RECORDED DATA:
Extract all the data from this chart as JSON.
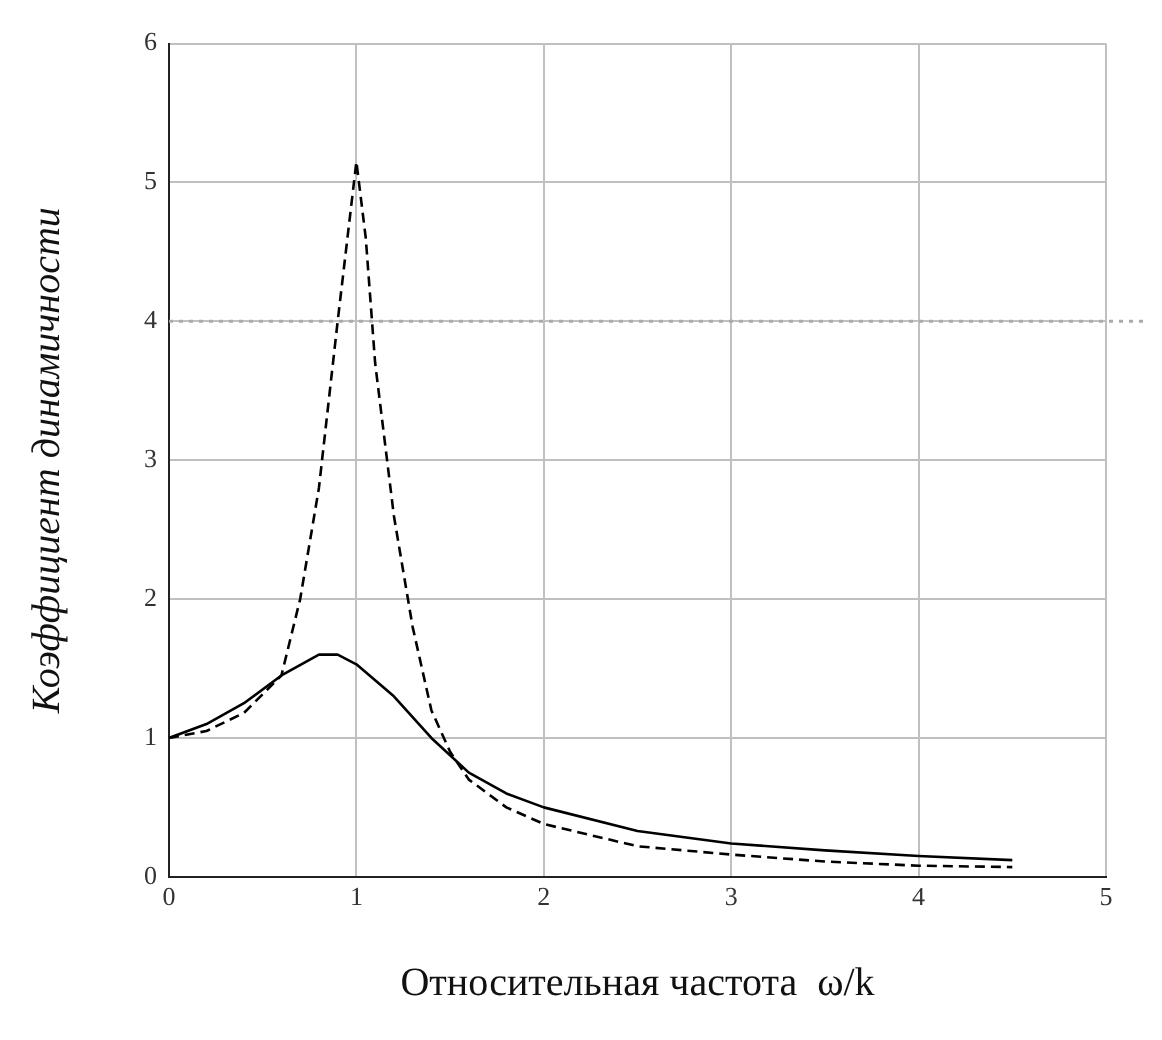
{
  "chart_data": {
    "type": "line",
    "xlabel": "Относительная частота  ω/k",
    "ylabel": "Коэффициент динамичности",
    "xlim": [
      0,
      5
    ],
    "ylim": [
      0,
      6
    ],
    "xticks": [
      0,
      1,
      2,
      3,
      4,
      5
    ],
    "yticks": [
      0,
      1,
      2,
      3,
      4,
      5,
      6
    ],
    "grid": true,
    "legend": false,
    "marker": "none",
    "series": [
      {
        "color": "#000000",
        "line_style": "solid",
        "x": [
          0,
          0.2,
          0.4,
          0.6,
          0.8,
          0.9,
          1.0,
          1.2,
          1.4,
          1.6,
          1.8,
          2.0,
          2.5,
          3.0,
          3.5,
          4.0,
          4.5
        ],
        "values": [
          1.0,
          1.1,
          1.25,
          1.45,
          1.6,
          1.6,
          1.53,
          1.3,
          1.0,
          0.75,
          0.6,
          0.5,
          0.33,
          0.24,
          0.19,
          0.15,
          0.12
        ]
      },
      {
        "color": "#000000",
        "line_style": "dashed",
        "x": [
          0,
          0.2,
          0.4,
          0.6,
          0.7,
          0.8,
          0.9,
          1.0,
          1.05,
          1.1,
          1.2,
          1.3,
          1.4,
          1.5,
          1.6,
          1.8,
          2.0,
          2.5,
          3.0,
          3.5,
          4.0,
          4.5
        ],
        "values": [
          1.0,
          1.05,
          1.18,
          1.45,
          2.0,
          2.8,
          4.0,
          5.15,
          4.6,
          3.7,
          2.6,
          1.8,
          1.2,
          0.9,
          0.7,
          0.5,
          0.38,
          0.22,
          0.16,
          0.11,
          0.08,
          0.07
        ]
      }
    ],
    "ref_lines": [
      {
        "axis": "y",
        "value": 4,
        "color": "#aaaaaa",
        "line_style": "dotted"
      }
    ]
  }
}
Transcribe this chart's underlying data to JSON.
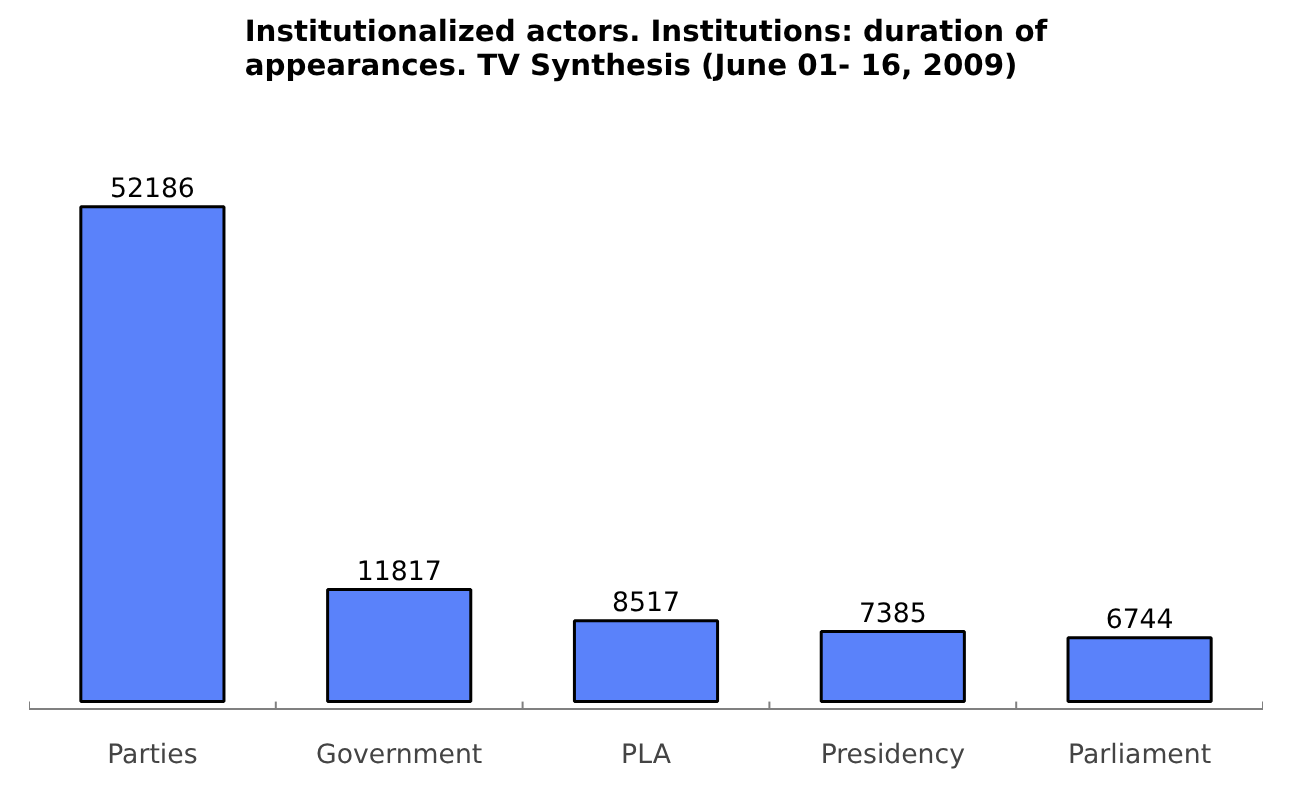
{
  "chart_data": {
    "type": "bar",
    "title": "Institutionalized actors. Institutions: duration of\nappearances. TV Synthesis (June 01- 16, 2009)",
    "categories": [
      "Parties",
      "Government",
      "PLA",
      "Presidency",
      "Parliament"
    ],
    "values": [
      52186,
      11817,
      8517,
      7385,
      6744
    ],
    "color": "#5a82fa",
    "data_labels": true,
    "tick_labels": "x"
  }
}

--

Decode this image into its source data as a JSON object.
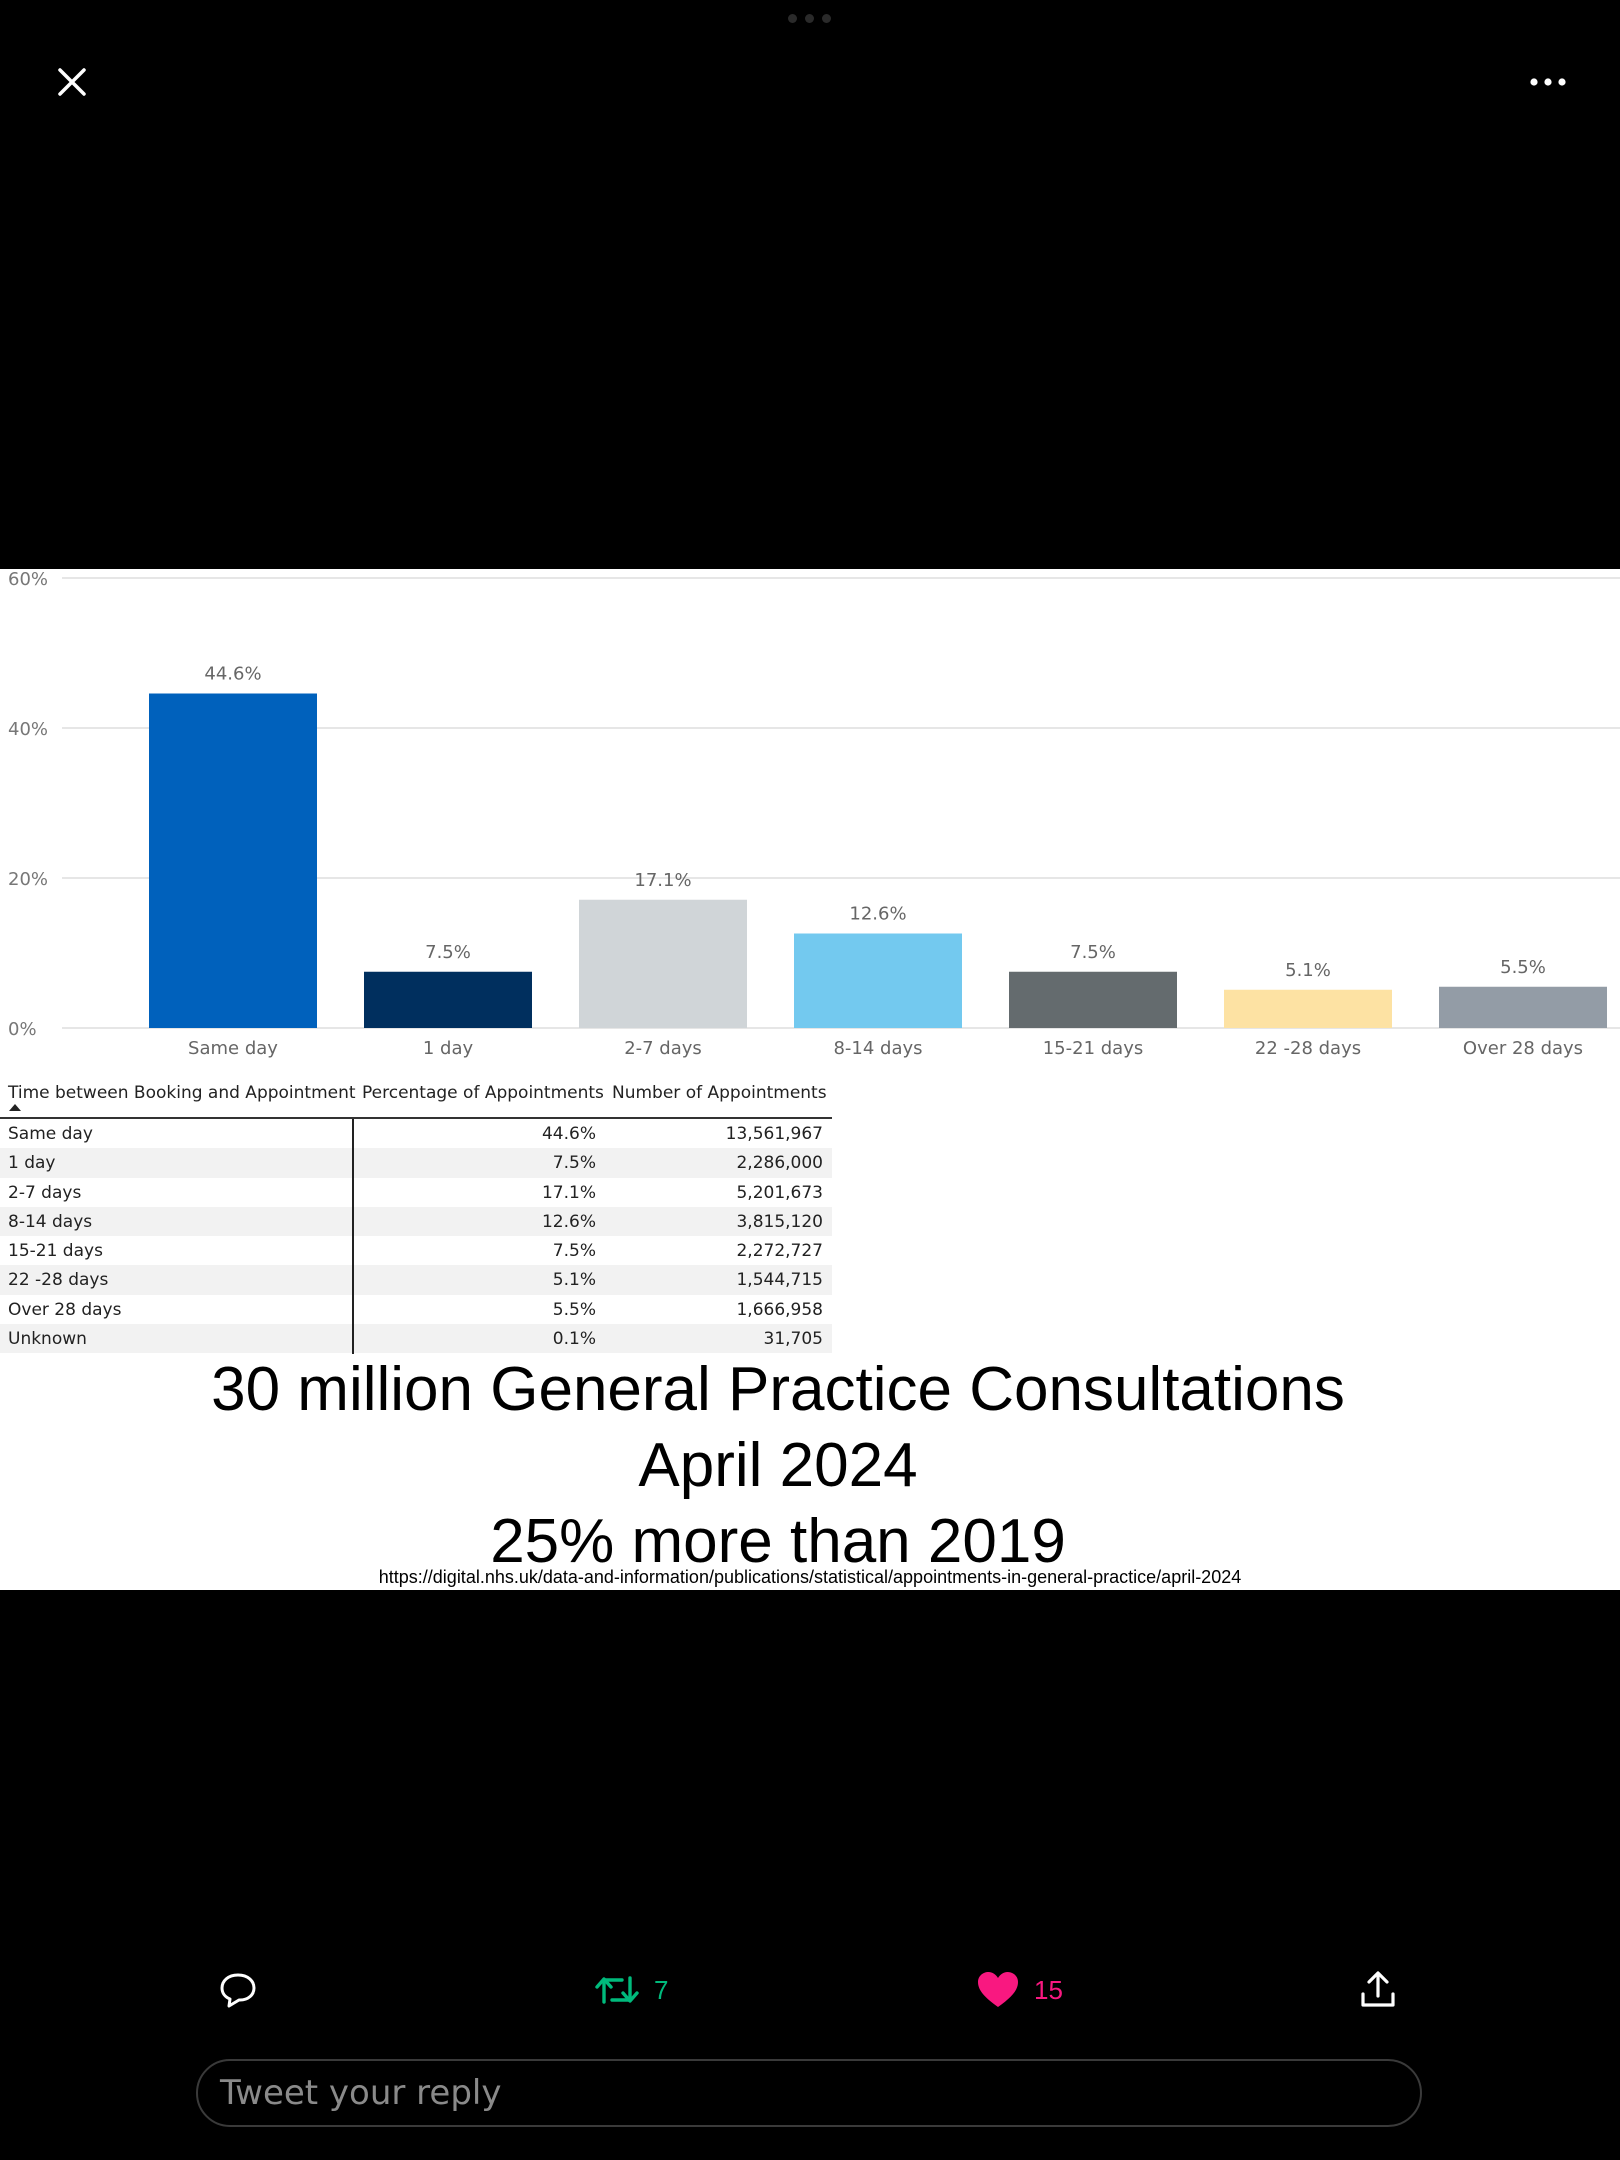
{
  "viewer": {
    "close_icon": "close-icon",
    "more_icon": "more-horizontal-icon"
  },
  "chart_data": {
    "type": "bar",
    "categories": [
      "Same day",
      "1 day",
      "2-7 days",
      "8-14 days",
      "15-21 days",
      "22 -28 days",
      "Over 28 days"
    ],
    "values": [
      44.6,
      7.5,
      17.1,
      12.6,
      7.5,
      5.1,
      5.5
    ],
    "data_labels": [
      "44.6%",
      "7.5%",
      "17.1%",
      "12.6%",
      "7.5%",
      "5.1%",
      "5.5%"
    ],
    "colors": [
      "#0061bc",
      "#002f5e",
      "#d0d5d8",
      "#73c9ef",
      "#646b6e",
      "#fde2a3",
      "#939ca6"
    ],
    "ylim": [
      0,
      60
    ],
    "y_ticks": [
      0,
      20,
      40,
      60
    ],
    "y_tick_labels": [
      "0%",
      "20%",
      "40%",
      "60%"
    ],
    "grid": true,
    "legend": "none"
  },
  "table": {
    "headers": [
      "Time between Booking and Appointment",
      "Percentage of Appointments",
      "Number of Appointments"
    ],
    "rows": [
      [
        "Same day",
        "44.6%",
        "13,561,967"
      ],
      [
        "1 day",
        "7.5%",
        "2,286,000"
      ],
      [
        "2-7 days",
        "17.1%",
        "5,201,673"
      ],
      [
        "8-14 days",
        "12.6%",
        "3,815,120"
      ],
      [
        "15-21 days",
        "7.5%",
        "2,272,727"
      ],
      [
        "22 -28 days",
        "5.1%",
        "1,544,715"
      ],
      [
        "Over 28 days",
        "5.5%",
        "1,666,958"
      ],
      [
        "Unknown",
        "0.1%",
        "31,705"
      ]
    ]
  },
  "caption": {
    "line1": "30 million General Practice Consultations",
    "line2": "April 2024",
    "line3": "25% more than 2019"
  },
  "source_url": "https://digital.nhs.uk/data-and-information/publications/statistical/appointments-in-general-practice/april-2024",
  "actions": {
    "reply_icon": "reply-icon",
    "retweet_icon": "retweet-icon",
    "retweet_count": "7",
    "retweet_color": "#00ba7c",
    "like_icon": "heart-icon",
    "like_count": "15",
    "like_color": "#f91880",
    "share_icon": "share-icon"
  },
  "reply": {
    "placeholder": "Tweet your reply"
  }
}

---

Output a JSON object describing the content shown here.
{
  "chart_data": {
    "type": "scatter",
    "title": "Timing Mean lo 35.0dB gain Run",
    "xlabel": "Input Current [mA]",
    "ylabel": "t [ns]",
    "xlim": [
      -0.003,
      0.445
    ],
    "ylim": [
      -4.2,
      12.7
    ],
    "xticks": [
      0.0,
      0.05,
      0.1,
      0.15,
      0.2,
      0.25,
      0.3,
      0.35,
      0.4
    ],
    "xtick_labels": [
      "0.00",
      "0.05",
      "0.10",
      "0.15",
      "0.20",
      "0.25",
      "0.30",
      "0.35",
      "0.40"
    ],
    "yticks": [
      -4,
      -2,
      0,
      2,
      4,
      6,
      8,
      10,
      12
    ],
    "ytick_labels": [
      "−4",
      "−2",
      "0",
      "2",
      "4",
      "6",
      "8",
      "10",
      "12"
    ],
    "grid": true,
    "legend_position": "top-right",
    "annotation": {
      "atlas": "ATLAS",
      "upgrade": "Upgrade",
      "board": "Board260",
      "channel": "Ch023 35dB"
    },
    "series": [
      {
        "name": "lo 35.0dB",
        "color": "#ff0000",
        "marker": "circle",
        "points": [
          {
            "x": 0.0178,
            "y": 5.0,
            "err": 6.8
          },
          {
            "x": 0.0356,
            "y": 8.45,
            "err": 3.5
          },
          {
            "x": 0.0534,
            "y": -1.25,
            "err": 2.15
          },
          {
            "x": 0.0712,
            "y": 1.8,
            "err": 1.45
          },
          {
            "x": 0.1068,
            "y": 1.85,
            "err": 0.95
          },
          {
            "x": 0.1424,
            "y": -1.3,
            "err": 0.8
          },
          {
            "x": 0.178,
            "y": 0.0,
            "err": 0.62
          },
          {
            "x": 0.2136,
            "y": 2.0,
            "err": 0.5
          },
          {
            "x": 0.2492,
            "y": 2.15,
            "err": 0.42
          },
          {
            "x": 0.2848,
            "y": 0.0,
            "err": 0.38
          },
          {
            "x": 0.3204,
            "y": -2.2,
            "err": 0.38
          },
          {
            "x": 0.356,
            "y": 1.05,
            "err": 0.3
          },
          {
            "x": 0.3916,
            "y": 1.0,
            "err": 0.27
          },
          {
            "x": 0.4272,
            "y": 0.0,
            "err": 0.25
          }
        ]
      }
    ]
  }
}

TASK REQUIREMENTS:
Find "JSON". Copy every line it occurs in.

FINAL RESULT:
Extract all the data from this chart as JSON.
Transcribe this chart's underlying data to JSON.
Decode this image into its source data as a JSON object.
Output a JSON object describing the content shown here.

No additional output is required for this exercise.